◆ WHAT THE EXERCISE ASKS
Pictures aside, quote the whole listing exactly.

[Stored entries]
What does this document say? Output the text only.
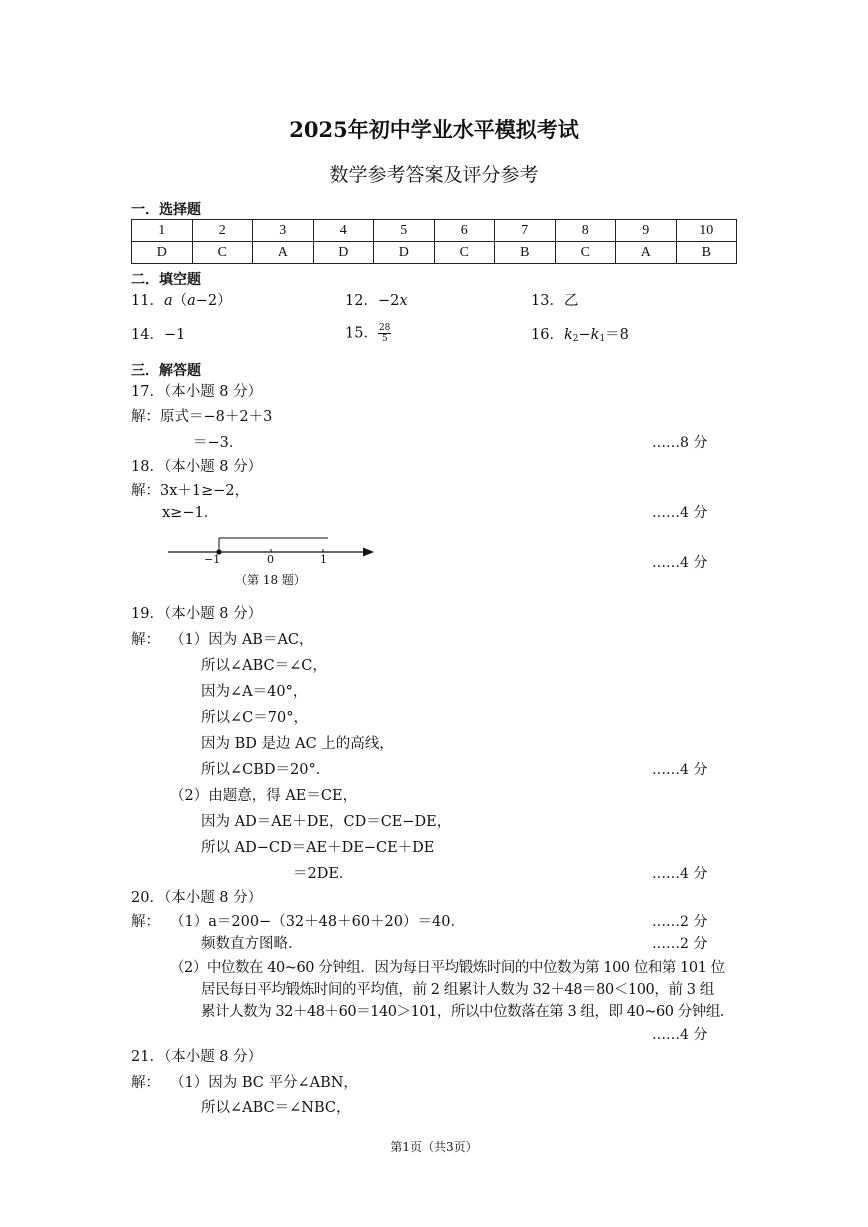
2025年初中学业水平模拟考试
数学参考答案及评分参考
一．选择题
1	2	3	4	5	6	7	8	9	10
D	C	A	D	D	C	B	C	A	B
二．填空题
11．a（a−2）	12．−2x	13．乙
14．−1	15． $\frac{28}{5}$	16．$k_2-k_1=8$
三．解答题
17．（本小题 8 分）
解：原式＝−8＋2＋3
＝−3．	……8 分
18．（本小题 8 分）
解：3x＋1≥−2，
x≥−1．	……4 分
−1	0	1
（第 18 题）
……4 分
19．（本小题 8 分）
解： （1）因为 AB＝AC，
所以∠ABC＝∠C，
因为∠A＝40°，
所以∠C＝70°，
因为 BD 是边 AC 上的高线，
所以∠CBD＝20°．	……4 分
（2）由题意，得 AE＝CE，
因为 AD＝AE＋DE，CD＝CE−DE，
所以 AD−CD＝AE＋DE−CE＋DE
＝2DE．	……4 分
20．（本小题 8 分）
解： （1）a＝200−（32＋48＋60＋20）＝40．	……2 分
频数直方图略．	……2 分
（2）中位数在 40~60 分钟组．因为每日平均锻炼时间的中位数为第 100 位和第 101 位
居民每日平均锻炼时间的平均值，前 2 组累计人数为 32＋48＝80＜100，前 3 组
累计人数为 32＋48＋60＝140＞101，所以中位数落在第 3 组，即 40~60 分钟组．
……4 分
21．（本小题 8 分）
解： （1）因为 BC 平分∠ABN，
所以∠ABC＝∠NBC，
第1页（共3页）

◆ IN RESPONSE
What does this document say? Output the text only.
2025年初中学业水平模拟考试
数学参考答案及评分参考
一．选择题
1	2	3	4	5	6	7	8	9	10
D	C	A	D	D	C	B	C	A	B
二．填空题
11．a（a−2）	12．−2x	13．乙
14．−1	15． $\frac{28}{5}$	16．$k_2-k_1=8$
三．解答题
17．（本小题 8 分）
解：原式＝−8＋2＋3
＝−3．	……8 分
18．（本小题 8 分）
解：3x＋1≥−2，
x≥−1．	……4 分
−1	0	1
（第 18 题）
……4 分
19．（本小题 8 分）
解： （1）因为 AB＝AC，
所以∠ABC＝∠C，
因为∠A＝40°，
所以∠C＝70°，
因为 BD 是边 AC 上的高线，
所以∠CBD＝20°．	……4 分
（2）由题意，得 AE＝CE，
因为 AD＝AE＋DE，CD＝CE−DE，
所以 AD−CD＝AE＋DE−CE＋DE
＝2DE．	……4 分
20．（本小题 8 分）
解： （1）a＝200−（32＋48＋60＋20）＝40．	……2 分
频数直方图略．	……2 分
（2）中位数在 40~60 分钟组．因为每日平均锻炼时间的中位数为第 100 位和第 101 位
居民每日平均锻炼时间的平均值，前 2 组累计人数为 32＋48＝80＜100，前 3 组
累计人数为 32＋48＋60＝140＞101，所以中位数落在第 3 组，即 40~60 分钟组．
……4 分
21．（本小题 8 分）
解： （1）因为 BC 平分∠ABN，
所以∠ABC＝∠NBC，
第1页（共3页）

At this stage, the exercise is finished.